Aim of the task:
Return the records in full, exactly as given.
## start
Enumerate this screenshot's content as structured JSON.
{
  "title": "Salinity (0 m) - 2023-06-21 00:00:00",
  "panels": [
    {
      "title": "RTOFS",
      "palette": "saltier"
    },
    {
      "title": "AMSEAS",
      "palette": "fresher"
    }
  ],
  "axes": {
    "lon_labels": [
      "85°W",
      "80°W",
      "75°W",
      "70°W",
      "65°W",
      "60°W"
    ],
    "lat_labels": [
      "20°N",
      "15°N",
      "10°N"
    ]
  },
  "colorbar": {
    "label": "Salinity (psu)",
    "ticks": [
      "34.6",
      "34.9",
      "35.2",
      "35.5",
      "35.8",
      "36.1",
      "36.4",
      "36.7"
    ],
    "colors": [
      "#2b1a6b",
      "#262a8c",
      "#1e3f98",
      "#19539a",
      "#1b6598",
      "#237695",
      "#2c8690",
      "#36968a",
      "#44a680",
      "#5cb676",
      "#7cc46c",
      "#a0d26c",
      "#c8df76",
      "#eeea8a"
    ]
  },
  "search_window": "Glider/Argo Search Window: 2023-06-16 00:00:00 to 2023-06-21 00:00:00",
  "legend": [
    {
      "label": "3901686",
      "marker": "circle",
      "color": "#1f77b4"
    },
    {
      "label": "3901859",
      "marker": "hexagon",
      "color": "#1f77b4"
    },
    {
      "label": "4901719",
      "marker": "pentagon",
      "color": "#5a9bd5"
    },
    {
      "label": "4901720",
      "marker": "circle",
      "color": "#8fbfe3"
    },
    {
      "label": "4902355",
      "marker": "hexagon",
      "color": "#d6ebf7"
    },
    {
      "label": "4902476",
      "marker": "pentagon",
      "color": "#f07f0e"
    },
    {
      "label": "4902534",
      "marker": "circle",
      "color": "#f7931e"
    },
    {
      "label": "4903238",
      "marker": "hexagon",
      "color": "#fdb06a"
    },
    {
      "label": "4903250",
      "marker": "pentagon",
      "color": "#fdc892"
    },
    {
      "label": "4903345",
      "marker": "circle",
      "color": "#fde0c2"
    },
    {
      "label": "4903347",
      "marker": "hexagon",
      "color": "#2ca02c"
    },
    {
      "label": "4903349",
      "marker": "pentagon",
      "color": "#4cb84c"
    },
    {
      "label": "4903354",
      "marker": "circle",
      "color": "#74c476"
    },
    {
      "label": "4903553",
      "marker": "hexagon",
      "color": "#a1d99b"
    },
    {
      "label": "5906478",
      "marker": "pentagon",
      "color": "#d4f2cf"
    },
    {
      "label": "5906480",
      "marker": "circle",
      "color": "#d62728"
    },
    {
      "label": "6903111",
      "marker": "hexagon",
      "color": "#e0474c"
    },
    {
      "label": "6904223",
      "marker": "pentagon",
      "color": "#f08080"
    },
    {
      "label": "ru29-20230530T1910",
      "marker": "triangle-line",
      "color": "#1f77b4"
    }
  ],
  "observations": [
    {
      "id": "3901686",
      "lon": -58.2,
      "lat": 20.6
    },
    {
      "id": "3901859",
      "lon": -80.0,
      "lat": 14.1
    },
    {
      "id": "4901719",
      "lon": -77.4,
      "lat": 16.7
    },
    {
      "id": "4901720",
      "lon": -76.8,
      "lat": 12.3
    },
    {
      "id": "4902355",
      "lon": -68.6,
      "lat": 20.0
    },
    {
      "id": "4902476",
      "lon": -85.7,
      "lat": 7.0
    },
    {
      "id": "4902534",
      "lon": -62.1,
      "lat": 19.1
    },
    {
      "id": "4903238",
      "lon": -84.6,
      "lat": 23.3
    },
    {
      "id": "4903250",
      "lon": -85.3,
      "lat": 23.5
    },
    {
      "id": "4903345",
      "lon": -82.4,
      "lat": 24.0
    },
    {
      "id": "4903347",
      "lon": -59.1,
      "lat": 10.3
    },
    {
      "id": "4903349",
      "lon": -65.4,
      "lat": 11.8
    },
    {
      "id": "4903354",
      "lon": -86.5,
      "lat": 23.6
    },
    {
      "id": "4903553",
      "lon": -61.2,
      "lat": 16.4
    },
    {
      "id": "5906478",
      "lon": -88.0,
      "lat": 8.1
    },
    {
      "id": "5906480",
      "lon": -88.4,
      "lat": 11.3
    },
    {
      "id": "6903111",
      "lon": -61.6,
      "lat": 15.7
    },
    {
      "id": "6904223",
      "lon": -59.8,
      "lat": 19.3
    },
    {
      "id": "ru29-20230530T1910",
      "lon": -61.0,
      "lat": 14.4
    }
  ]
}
## end
Task output:
Enumerate this screenshot's content as structured JSON.
{
  "title": "Salinity (0 m) - 2023-06-21 00:00:00",
  "panels": [
    {
      "title": "RTOFS",
      "palette": "saltier"
    },
    {
      "title": "AMSEAS",
      "palette": "fresher"
    }
  ],
  "axes": {
    "lon_labels": [
      "85°W",
      "80°W",
      "75°W",
      "70°W",
      "65°W",
      "60°W"
    ],
    "lat_labels": [
      "20°N",
      "15°N",
      "10°N"
    ]
  },
  "colorbar": {
    "label": "Salinity (psu)",
    "ticks": [
      "34.6",
      "34.9",
      "35.2",
      "35.5",
      "35.8",
      "36.1",
      "36.4",
      "36.7"
    ],
    "colors": [
      "#2b1a6b",
      "#262a8c",
      "#1e3f98",
      "#19539a",
      "#1b6598",
      "#237695",
      "#2c8690",
      "#36968a",
      "#44a680",
      "#5cb676",
      "#7cc46c",
      "#a0d26c",
      "#c8df76",
      "#eeea8a"
    ]
  },
  "search_window": "Glider/Argo Search Window: 2023-06-16 00:00:00 to 2023-06-21 00:00:00",
  "legend": [
    {
      "label": "3901686",
      "marker": "circle",
      "color": "#1f77b4"
    },
    {
      "label": "3901859",
      "marker": "hexagon",
      "color": "#1f77b4"
    },
    {
      "label": "4901719",
      "marker": "pentagon",
      "color": "#5a9bd5"
    },
    {
      "label": "4901720",
      "marker": "circle",
      "color": "#8fbfe3"
    },
    {
      "label": "4902355",
      "marker": "hexagon",
      "color": "#d6ebf7"
    },
    {
      "label": "4902476",
      "marker": "pentagon",
      "color": "#f07f0e"
    },
    {
      "label": "4902534",
      "marker": "circle",
      "color": "#f7931e"
    },
    {
      "label": "4903238",
      "marker": "hexagon",
      "color": "#fdb06a"
    },
    {
      "label": "4903250",
      "marker": "pentagon",
      "color": "#fdc892"
    },
    {
      "label": "4903345",
      "marker": "circle",
      "color": "#fde0c2"
    },
    {
      "label": "4903347",
      "marker": "hexagon",
      "color": "#2ca02c"
    },
    {
      "label": "4903349",
      "marker": "pentagon",
      "color": "#4cb84c"
    },
    {
      "label": "4903354",
      "marker": "circle",
      "color": "#74c476"
    },
    {
      "label": "4903553",
      "marker": "hexagon",
      "color": "#a1d99b"
    },
    {
      "label": "5906478",
      "marker": "pentagon",
      "color": "#d4f2cf"
    },
    {
      "label": "5906480",
      "marker": "circle",
      "color": "#d62728"
    },
    {
      "label": "6903111",
      "marker": "hexagon",
      "color": "#e0474c"
    },
    {
      "label": "6904223",
      "marker": "pentagon",
      "color": "#f08080"
    },
    {
      "label": "ru29-20230530T1910",
      "marker": "triangle-line",
      "color": "#1f77b4"
    }
  ],
  "observations": [
    {
      "id": "3901686",
      "lon": -58.2,
      "lat": 20.6
    },
    {
      "id": "3901859",
      "lon": -80.0,
      "lat": 14.1
    },
    {
      "id": "4901719",
      "lon": -77.4,
      "lat": 16.7
    },
    {
      "id": "4901720",
      "lon": -76.8,
      "lat": 12.3
    },
    {
      "id": "4902355",
      "lon": -68.6,
      "lat": 20.0
    },
    {
      "id": "4902476",
      "lon": -85.7,
      "lat": 7.0
    },
    {
      "id": "4902534",
      "lon": -62.1,
      "lat": 19.1
    },
    {
      "id": "4903238",
      "lon": -84.6,
      "lat": 23.3
    },
    {
      "id": "4903250",
      "lon": -85.3,
      "lat": 23.5
    },
    {
      "id": "4903345",
      "lon": -82.4,
      "lat": 24.0
    },
    {
      "id": "4903347",
      "lon": -59.1,
      "lat": 10.3
    },
    {
      "id": "4903349",
      "lon": -65.4,
      "lat": 11.8
    },
    {
      "id": "4903354",
      "lon": -86.5,
      "lat": 23.6
    },
    {
      "id": "4903553",
      "lon": -61.2,
      "lat": 16.4
    },
    {
      "id": "5906478",
      "lon": -88.0,
      "lat": 8.1
    },
    {
      "id": "5906480",
      "lon": -88.4,
      "lat": 11.3
    },
    {
      "id": "6903111",
      "lon": -61.6,
      "lat": 15.7
    },
    {
      "id": "6904223",
      "lon": -59.8,
      "lat": 19.3
    },
    {
      "id": "ru29-20230530T1910",
      "lon": -61.0,
      "lat": 14.4
    }
  ]
}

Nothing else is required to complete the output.